[Saved entries]
# # # # # # #

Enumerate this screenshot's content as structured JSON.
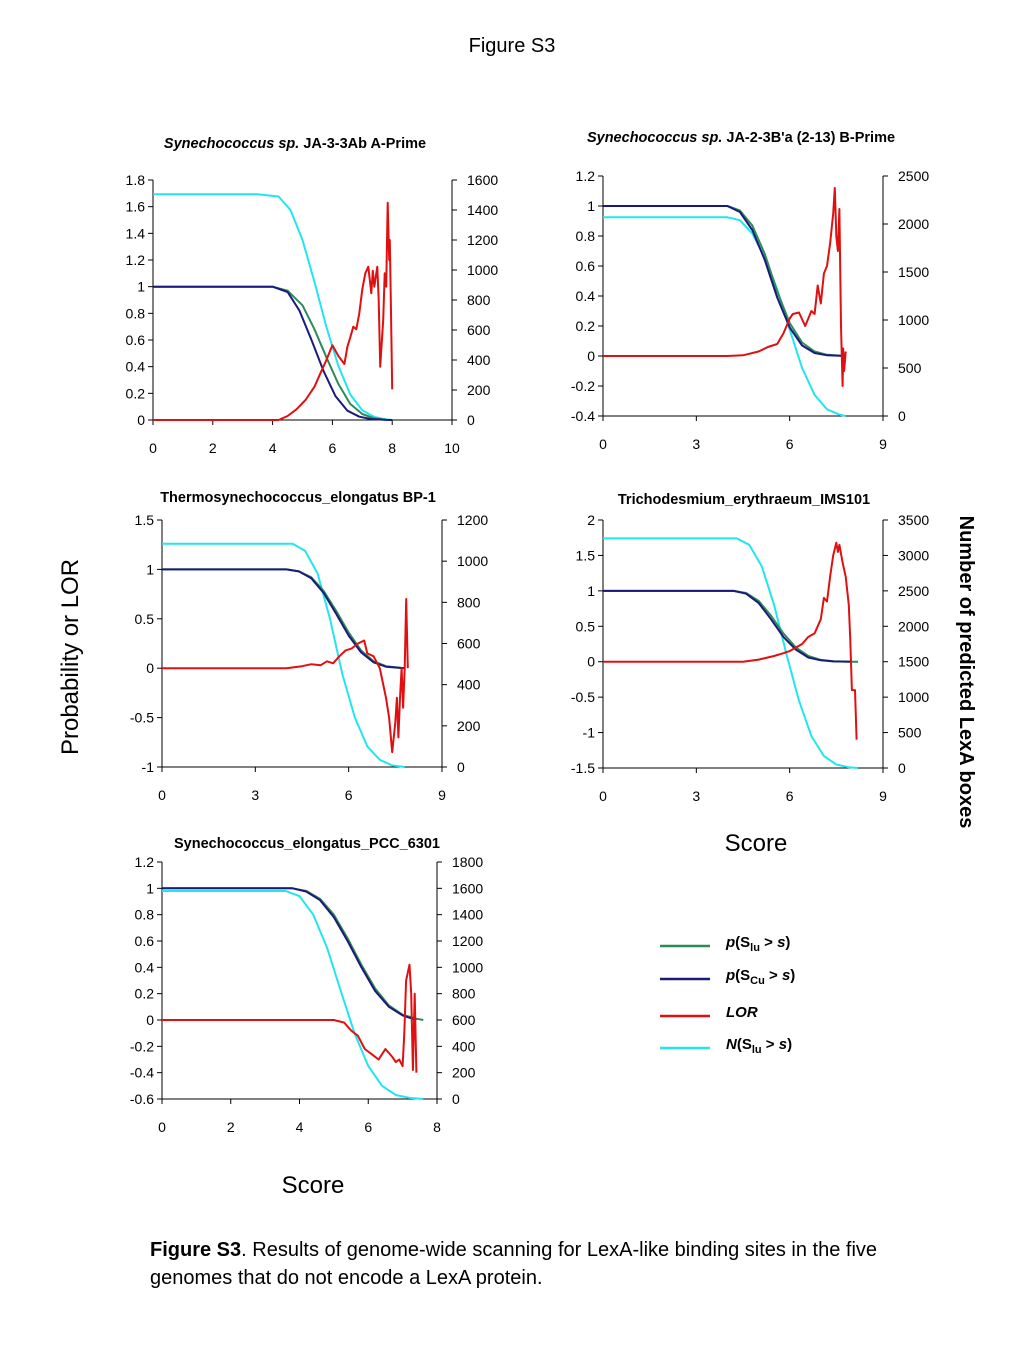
{
  "figure_title": "Figure S3",
  "y_axis_label": "Probability or LOR",
  "y2_axis_label": "Number of predicted LexA boxes",
  "x_axis_label_right": "Score",
  "x_axis_label_bottom": "Score",
  "caption": {
    "lead": "Figure S3",
    "text": ". Results of genome-wide scanning for LexA-like binding sites in the five genomes that do not encode a LexA protein."
  },
  "legend": {
    "items": [
      {
        "key": "p_lu",
        "pre_italic": "p",
        "mid": "(S",
        "sub": "lu",
        "post": " > ",
        "post_italic": "s",
        "end": ")",
        "color": "#2e8b57"
      },
      {
        "key": "p_cu",
        "pre_italic": "p",
        "mid": "(S",
        "sub": "Cu",
        "post": " > ",
        "post_italic": "s",
        "end": ")",
        "color": "#1a1a7a"
      },
      {
        "key": "lor",
        "pre_italic": "LOR",
        "mid": "",
        "sub": "",
        "post": "",
        "post_italic": "",
        "end": "",
        "color": "#e01010"
      },
      {
        "key": "n_lu",
        "pre_italic": "N",
        "mid": "(S",
        "sub": "lu",
        "post": " > ",
        "post_italic": "s",
        "end": ")",
        "color": "#22e5ee"
      }
    ]
  },
  "colors": {
    "p_lu": "#2e8b57",
    "p_cu": "#1a1a7a",
    "lor": "#e01010",
    "n_lu": "#22e5ee"
  },
  "chart_data": [
    {
      "type": "line",
      "title_italic": "Synechococcus sp.",
      "title_rest": " JA-3-3Ab A-Prime",
      "xlim": [
        0,
        10
      ],
      "xticks": [
        0,
        2,
        4,
        6,
        8,
        10
      ],
      "ylim": [
        0,
        1.8
      ],
      "yticks": [
        0,
        0.2,
        0.4,
        0.6,
        0.8,
        1,
        1.2,
        1.4,
        1.6,
        1.8
      ],
      "y2lim": [
        0,
        1600
      ],
      "y2ticks": [
        0,
        200,
        400,
        600,
        800,
        1000,
        1200,
        1400,
        1600
      ],
      "series": [
        {
          "key": "n_lu",
          "axis": "y2",
          "x": [
            0,
            3.5,
            4.2,
            4.6,
            5.0,
            5.4,
            5.8,
            6.2,
            6.6,
            7.0,
            7.4,
            7.8,
            8.0
          ],
          "y": [
            1505,
            1505,
            1490,
            1400,
            1200,
            920,
            620,
            360,
            170,
            65,
            20,
            4,
            0
          ]
        },
        {
          "key": "p_lu",
          "axis": "y",
          "x": [
            0,
            4.0,
            4.5,
            5.0,
            5.4,
            5.8,
            6.2,
            6.6,
            7.0,
            7.4,
            7.8,
            8.0
          ],
          "y": [
            1,
            1,
            0.97,
            0.86,
            0.68,
            0.47,
            0.27,
            0.12,
            0.045,
            0.012,
            0.002,
            0
          ]
        },
        {
          "key": "p_cu",
          "axis": "y",
          "x": [
            0,
            4.0,
            4.5,
            4.9,
            5.3,
            5.7,
            6.1,
            6.5,
            6.9,
            7.3,
            7.8,
            8.0
          ],
          "y": [
            1,
            1,
            0.96,
            0.82,
            0.6,
            0.37,
            0.18,
            0.07,
            0.025,
            0.007,
            0.001,
            0
          ]
        },
        {
          "key": "lor",
          "axis": "y",
          "x": [
            0,
            4.0,
            4.2,
            4.5,
            4.8,
            5.1,
            5.4,
            5.6,
            5.8,
            6.0,
            6.2,
            6.4,
            6.5,
            6.6,
            6.7,
            6.8,
            6.9,
            7.0,
            7.1,
            7.2,
            7.3,
            7.35,
            7.4,
            7.5,
            7.55,
            7.6,
            7.7,
            7.75,
            7.8,
            7.85,
            7.9,
            7.92,
            7.95,
            8.0
          ],
          "y": [
            0,
            0,
            0,
            0.03,
            0.08,
            0.15,
            0.25,
            0.35,
            0.45,
            0.56,
            0.48,
            0.42,
            0.55,
            0.62,
            0.7,
            0.68,
            0.8,
            0.98,
            1.1,
            1.15,
            0.95,
            1.12,
            1.0,
            1.15,
            0.9,
            0.4,
            0.75,
            1.1,
            1.0,
            1.63,
            1.2,
            1.35,
            0.95,
            0.23
          ]
        }
      ]
    },
    {
      "type": "line",
      "title_italic": "Synechococcus sp.",
      "title_rest": " JA-2-3B'a (2-13) B-Prime",
      "xlim": [
        0,
        9
      ],
      "xticks": [
        0,
        3,
        6,
        9
      ],
      "ylim": [
        -0.4,
        1.2
      ],
      "yticks": [
        -0.4,
        -0.2,
        0,
        0.2,
        0.4,
        0.6,
        0.8,
        1,
        1.2
      ],
      "y2lim": [
        0,
        2500
      ],
      "y2ticks": [
        0,
        500,
        1000,
        1500,
        2000,
        2500
      ],
      "series": [
        {
          "key": "n_lu",
          "axis": "y2",
          "x": [
            0,
            4.0,
            4.4,
            4.8,
            5.2,
            5.6,
            6.0,
            6.4,
            6.8,
            7.2,
            7.6,
            7.8
          ],
          "y": [
            2070,
            2070,
            2040,
            1900,
            1650,
            1320,
            900,
            500,
            220,
            70,
            15,
            0
          ]
        },
        {
          "key": "p_lu",
          "axis": "y",
          "x": [
            0,
            4.0,
            4.4,
            4.8,
            5.2,
            5.6,
            6.0,
            6.4,
            6.8,
            7.2,
            7.8
          ],
          "y": [
            1,
            1,
            0.97,
            0.87,
            0.68,
            0.43,
            0.22,
            0.09,
            0.03,
            0.008,
            0
          ]
        },
        {
          "key": "p_cu",
          "axis": "y",
          "x": [
            0,
            4.0,
            4.4,
            4.8,
            5.2,
            5.6,
            6.0,
            6.4,
            6.8,
            7.2,
            7.8
          ],
          "y": [
            1,
            1,
            0.96,
            0.84,
            0.64,
            0.39,
            0.19,
            0.07,
            0.02,
            0.005,
            0
          ]
        },
        {
          "key": "lor",
          "axis": "y",
          "x": [
            0,
            4.0,
            4.5,
            5.0,
            5.3,
            5.6,
            5.8,
            6.0,
            6.1,
            6.3,
            6.5,
            6.7,
            6.8,
            6.9,
            7.0,
            7.1,
            7.2,
            7.3,
            7.4,
            7.45,
            7.5,
            7.55,
            7.6,
            7.65,
            7.7,
            7.72,
            7.75,
            7.8
          ],
          "y": [
            0,
            0,
            0.005,
            0.03,
            0.06,
            0.08,
            0.15,
            0.25,
            0.28,
            0.29,
            0.2,
            0.3,
            0.28,
            0.47,
            0.35,
            0.55,
            0.6,
            0.75,
            0.95,
            1.12,
            0.8,
            0.7,
            0.98,
            0.2,
            -0.2,
            0.05,
            -0.1,
            0.03
          ]
        }
      ]
    },
    {
      "type": "line",
      "title_italic": "",
      "title_rest": "Thermosynechococcus_elongatus BP-1",
      "xlim": [
        0,
        9
      ],
      "xticks": [
        0,
        3,
        6,
        9
      ],
      "ylim": [
        -1,
        1.5
      ],
      "yticks": [
        -1,
        -0.5,
        0,
        0.5,
        1,
        1.5
      ],
      "y2lim": [
        0,
        1200
      ],
      "y2ticks": [
        0,
        200,
        400,
        600,
        800,
        1000,
        1200
      ],
      "series": [
        {
          "key": "n_lu",
          "axis": "y2",
          "x": [
            0,
            4.2,
            4.6,
            5.0,
            5.4,
            5.8,
            6.2,
            6.6,
            7.0,
            7.4,
            7.8
          ],
          "y": [
            1085,
            1085,
            1050,
            940,
            720,
            450,
            240,
            100,
            35,
            8,
            0
          ]
        },
        {
          "key": "p_lu",
          "axis": "y",
          "x": [
            0,
            4.0,
            4.4,
            4.8,
            5.2,
            5.6,
            6.0,
            6.4,
            6.8,
            7.2,
            7.8
          ],
          "y": [
            1,
            1,
            0.98,
            0.92,
            0.78,
            0.58,
            0.36,
            0.18,
            0.07,
            0.02,
            0
          ]
        },
        {
          "key": "p_cu",
          "axis": "y",
          "x": [
            0,
            4.0,
            4.4,
            4.8,
            5.2,
            5.6,
            6.0,
            6.4,
            6.8,
            7.2,
            7.8
          ],
          "y": [
            1,
            1,
            0.98,
            0.91,
            0.76,
            0.55,
            0.33,
            0.16,
            0.06,
            0.015,
            0
          ]
        },
        {
          "key": "lor",
          "axis": "y",
          "x": [
            0,
            4.0,
            4.5,
            4.8,
            5.1,
            5.3,
            5.5,
            5.7,
            5.9,
            6.1,
            6.3,
            6.5,
            6.6,
            6.8,
            7.0,
            7.1,
            7.2,
            7.3,
            7.4,
            7.5,
            7.55,
            7.6,
            7.65,
            7.7,
            7.75,
            7.8,
            7.85,
            7.9
          ],
          "y": [
            0,
            0,
            0.02,
            0.04,
            0.03,
            0.07,
            0.05,
            0.12,
            0.18,
            0.2,
            0.25,
            0.28,
            0.15,
            0.12,
            0,
            -0.15,
            -0.3,
            -0.5,
            -0.85,
            -0.55,
            -0.3,
            -0.7,
            -0.3,
            0,
            -0.4,
            0,
            0.7,
            0
          ]
        }
      ]
    },
    {
      "type": "line",
      "title_italic": "",
      "title_rest": "Trichodesmium_erythraeum_IMS101",
      "xlim": [
        0,
        9
      ],
      "xticks": [
        0,
        3,
        6,
        9
      ],
      "ylim": [
        -1.5,
        2
      ],
      "yticks": [
        -1.5,
        -1,
        -0.5,
        0,
        0.5,
        1,
        1.5,
        2
      ],
      "y2lim": [
        0,
        3500
      ],
      "y2ticks": [
        0,
        500,
        1000,
        1500,
        2000,
        2500,
        3000,
        3500
      ],
      "series": [
        {
          "key": "n_lu",
          "axis": "y2",
          "x": [
            0,
            4.3,
            4.7,
            5.1,
            5.5,
            5.9,
            6.3,
            6.7,
            7.1,
            7.5,
            7.9,
            8.2
          ],
          "y": [
            3240,
            3240,
            3150,
            2850,
            2300,
            1600,
            950,
            450,
            170,
            50,
            10,
            0
          ]
        },
        {
          "key": "p_lu",
          "axis": "y",
          "x": [
            0,
            4.2,
            4.6,
            5.0,
            5.4,
            5.8,
            6.2,
            6.6,
            7.0,
            7.4,
            8.0,
            8.2
          ],
          "y": [
            1,
            1,
            0.97,
            0.86,
            0.65,
            0.4,
            0.2,
            0.08,
            0.025,
            0.006,
            0,
            0
          ]
        },
        {
          "key": "p_cu",
          "axis": "y",
          "x": [
            0,
            4.2,
            4.6,
            5.0,
            5.4,
            5.8,
            6.2,
            6.6,
            7.0,
            7.4,
            8.0
          ],
          "y": [
            1,
            1,
            0.96,
            0.83,
            0.6,
            0.35,
            0.17,
            0.06,
            0.02,
            0.004,
            0
          ]
        },
        {
          "key": "lor",
          "axis": "y",
          "x": [
            0,
            4.5,
            5.0,
            5.5,
            5.8,
            6.0,
            6.2,
            6.4,
            6.6,
            6.8,
            7.0,
            7.1,
            7.2,
            7.3,
            7.4,
            7.5,
            7.55,
            7.6,
            7.7,
            7.8,
            7.9,
            7.95,
            8.0,
            8.1,
            8.15
          ],
          "y": [
            0,
            0,
            0.03,
            0.08,
            0.12,
            0.15,
            0.2,
            0.25,
            0.35,
            0.4,
            0.6,
            0.9,
            0.85,
            1.2,
            1.5,
            1.68,
            1.55,
            1.65,
            1.4,
            1.2,
            0.8,
            0.3,
            -0.4,
            -0.4,
            -1.1
          ]
        }
      ]
    },
    {
      "type": "line",
      "title_italic": "",
      "title_rest": "Synechococcus_elongatus_PCC_6301",
      "xlim": [
        0,
        8
      ],
      "xticks": [
        0,
        2,
        4,
        6,
        8
      ],
      "ylim": [
        -0.6,
        1.2
      ],
      "yticks": [
        -0.6,
        -0.4,
        -0.2,
        0,
        0.2,
        0.4,
        0.6,
        0.8,
        1,
        1.2
      ],
      "y2lim": [
        0,
        1800
      ],
      "y2ticks": [
        0,
        200,
        400,
        600,
        800,
        1000,
        1200,
        1400,
        1600,
        1800
      ],
      "series": [
        {
          "key": "n_lu",
          "axis": "y2",
          "x": [
            0,
            3.6,
            4.0,
            4.4,
            4.8,
            5.2,
            5.6,
            6.0,
            6.4,
            6.8,
            7.2,
            7.6
          ],
          "y": [
            1580,
            1580,
            1540,
            1400,
            1150,
            820,
            500,
            250,
            100,
            30,
            8,
            0
          ]
        },
        {
          "key": "p_lu",
          "axis": "y",
          "x": [
            0,
            3.8,
            4.2,
            4.6,
            5.0,
            5.4,
            5.8,
            6.2,
            6.6,
            7.0,
            7.4,
            7.6
          ],
          "y": [
            1,
            1,
            0.98,
            0.92,
            0.8,
            0.62,
            0.42,
            0.24,
            0.11,
            0.04,
            0.01,
            0
          ]
        },
        {
          "key": "p_cu",
          "axis": "y",
          "x": [
            0,
            3.8,
            4.2,
            4.6,
            5.0,
            5.4,
            5.8,
            6.2,
            6.6,
            7.0,
            7.4
          ],
          "y": [
            1,
            1,
            0.975,
            0.91,
            0.78,
            0.6,
            0.4,
            0.22,
            0.1,
            0.035,
            0
          ]
        },
        {
          "key": "lor",
          "axis": "y",
          "x": [
            0,
            4.0,
            4.5,
            5.0,
            5.3,
            5.5,
            5.7,
            5.9,
            6.1,
            6.3,
            6.5,
            6.7,
            6.8,
            6.9,
            7.0,
            7.05,
            7.1,
            7.2,
            7.25,
            7.3,
            7.35,
            7.4
          ],
          "y": [
            0,
            0,
            0,
            0,
            -0.02,
            -0.08,
            -0.12,
            -0.22,
            -0.26,
            -0.3,
            -0.22,
            -0.28,
            -0.32,
            -0.3,
            -0.35,
            -0.1,
            0.3,
            0.42,
            0.2,
            -0.38,
            0.2,
            -0.4
          ]
        }
      ]
    }
  ]
}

# # # # # # #

Spot the lines above that mention "Figure" and copy them.

Task solution:
  "figure_title": "Figure S3",
    "lead": "Figure S3",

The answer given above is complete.